What this task involves:
Each line in the entries below that holds the string "commission" is to be listed.

*-*-*

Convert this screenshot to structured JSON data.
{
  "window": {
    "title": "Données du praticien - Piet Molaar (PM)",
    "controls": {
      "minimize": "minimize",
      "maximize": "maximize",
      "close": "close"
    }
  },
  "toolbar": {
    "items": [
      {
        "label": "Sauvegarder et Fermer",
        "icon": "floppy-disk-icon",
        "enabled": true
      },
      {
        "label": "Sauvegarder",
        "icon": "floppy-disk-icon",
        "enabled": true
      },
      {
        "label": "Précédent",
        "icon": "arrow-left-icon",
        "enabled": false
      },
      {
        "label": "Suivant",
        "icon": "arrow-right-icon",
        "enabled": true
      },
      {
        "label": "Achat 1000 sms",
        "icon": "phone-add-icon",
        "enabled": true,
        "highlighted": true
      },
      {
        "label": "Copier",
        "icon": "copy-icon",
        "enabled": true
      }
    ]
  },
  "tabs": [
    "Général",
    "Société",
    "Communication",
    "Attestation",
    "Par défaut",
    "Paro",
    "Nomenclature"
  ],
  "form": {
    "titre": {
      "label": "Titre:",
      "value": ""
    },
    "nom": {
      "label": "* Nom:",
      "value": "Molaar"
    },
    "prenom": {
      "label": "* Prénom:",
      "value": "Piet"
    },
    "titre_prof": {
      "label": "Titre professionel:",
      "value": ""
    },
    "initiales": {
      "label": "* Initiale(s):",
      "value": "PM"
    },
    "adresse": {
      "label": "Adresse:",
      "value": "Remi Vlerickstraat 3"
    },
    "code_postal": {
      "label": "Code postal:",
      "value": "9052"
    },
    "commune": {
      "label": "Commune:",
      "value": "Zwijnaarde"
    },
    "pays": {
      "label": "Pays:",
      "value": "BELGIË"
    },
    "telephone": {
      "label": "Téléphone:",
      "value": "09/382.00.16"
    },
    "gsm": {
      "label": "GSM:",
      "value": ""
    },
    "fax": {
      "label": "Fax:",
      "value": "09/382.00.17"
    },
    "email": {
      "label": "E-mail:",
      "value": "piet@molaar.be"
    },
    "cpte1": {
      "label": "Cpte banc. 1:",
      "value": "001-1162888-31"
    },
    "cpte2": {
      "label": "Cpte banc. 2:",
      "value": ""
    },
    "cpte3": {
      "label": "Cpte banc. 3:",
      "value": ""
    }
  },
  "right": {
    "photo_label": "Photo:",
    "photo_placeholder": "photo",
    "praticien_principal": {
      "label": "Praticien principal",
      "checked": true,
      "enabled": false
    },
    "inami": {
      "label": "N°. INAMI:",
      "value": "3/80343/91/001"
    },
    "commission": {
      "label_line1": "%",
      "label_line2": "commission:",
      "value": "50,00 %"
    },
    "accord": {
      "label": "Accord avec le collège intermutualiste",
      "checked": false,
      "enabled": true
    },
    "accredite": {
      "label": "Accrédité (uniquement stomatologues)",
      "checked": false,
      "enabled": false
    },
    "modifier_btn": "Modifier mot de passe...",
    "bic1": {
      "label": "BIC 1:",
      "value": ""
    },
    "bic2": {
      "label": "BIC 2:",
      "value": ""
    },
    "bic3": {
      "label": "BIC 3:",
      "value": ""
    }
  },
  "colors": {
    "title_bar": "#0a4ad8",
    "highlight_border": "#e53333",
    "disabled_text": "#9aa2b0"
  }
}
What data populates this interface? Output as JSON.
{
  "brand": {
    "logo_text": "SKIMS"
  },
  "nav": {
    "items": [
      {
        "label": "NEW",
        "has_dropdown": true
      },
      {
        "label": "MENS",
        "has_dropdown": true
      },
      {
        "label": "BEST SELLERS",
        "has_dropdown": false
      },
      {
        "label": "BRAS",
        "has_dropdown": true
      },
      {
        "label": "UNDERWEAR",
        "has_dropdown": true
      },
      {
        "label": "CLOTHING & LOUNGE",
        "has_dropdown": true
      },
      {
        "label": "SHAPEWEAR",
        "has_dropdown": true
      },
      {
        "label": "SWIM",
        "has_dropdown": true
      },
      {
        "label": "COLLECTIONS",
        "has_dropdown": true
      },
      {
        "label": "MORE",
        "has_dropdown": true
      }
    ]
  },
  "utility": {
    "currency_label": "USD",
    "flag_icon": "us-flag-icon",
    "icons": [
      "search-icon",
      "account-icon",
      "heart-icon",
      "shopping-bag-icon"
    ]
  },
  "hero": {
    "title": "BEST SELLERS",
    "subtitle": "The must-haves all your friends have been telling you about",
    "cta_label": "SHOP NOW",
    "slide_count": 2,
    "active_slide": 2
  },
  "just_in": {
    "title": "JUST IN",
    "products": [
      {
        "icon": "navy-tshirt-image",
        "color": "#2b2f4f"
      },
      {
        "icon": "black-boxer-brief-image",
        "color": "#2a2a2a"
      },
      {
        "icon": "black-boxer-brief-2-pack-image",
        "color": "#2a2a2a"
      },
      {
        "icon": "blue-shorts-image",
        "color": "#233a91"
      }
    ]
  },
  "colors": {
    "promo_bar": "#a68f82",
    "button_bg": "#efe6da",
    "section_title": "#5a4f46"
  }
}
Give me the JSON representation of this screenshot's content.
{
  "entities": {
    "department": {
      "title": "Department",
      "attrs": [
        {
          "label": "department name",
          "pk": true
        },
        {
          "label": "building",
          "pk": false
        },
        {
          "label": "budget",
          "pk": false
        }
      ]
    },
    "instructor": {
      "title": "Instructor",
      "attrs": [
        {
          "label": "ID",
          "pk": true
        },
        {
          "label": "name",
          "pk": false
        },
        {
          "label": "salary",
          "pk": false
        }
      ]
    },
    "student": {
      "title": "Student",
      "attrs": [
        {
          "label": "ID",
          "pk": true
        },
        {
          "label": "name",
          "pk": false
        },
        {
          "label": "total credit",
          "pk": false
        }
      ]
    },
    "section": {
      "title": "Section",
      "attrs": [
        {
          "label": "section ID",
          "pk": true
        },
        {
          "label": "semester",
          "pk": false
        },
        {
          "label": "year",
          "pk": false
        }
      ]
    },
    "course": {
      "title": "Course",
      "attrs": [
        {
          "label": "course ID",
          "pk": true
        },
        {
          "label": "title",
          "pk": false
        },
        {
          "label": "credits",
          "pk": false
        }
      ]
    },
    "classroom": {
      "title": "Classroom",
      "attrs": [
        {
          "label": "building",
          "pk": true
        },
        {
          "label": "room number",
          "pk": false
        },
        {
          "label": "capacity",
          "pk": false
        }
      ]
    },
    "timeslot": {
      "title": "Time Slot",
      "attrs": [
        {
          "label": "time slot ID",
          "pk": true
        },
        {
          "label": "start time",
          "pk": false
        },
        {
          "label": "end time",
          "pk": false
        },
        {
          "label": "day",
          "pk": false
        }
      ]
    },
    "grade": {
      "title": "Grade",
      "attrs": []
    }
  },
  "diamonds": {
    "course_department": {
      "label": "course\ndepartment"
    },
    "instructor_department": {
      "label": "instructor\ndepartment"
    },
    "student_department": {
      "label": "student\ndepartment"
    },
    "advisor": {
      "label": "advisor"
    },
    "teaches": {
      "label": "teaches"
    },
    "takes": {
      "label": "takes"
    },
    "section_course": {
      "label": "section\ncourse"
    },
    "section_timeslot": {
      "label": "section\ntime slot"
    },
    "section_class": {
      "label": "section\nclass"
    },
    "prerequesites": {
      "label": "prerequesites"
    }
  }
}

*-*-*

Solution to this exercise:
    "commission": {
      "label_line2": "commission:",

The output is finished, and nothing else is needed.